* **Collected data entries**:
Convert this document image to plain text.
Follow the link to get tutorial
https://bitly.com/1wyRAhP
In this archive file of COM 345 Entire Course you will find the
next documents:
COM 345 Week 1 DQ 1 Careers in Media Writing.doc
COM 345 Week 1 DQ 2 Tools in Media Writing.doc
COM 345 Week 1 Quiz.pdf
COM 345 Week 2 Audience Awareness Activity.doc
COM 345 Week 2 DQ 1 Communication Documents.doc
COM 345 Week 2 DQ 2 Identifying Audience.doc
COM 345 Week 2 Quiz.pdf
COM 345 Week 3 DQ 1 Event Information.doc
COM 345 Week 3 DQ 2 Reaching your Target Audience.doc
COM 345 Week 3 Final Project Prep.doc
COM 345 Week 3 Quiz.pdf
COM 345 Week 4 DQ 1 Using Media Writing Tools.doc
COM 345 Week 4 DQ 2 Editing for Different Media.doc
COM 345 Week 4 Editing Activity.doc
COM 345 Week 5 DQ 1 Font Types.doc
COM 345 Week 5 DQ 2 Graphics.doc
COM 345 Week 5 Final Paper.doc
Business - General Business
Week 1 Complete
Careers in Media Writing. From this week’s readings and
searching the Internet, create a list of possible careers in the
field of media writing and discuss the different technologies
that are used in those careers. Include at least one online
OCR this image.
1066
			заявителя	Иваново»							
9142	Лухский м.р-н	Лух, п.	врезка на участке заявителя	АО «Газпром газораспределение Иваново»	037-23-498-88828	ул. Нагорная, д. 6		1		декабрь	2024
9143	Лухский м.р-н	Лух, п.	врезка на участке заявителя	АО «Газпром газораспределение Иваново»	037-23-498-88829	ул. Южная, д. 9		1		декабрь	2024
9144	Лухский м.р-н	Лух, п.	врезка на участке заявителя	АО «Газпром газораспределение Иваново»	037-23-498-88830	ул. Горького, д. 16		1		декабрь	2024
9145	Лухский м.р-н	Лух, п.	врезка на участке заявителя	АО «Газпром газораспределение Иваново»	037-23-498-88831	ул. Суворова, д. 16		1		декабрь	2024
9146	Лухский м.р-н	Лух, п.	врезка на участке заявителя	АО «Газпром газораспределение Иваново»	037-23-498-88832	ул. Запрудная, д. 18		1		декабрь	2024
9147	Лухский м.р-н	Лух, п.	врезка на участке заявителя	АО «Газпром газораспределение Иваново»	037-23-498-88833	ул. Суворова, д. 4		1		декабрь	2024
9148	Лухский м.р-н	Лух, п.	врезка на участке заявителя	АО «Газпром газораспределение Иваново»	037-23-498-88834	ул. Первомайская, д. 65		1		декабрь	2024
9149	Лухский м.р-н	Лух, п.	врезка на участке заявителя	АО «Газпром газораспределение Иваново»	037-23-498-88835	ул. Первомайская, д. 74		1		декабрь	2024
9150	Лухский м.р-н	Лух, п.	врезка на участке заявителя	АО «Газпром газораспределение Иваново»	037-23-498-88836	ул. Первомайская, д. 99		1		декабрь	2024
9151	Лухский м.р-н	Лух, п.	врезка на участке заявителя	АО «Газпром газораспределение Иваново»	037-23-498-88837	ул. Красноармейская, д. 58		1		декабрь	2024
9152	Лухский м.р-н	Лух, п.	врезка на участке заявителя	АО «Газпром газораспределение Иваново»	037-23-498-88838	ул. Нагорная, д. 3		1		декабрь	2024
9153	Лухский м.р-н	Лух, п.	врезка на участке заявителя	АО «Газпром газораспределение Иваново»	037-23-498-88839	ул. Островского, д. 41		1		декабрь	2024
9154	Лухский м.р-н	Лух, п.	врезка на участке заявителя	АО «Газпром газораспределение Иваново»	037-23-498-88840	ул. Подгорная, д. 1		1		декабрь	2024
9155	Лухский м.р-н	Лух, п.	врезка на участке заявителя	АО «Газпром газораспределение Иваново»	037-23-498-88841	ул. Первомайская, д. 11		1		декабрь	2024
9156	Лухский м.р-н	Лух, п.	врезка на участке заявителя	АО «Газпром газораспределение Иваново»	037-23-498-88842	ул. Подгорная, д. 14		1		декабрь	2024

* **AIM OF THE EXERCISE**: Reproduce each line holding the word "Tools".

* **ANSWER FOR THE TASK**:
COM 345 Week 1 DQ 2 Tools in Media Writing.doc
COM 345 Week 4 DQ 1 Using Media Writing Tools.doc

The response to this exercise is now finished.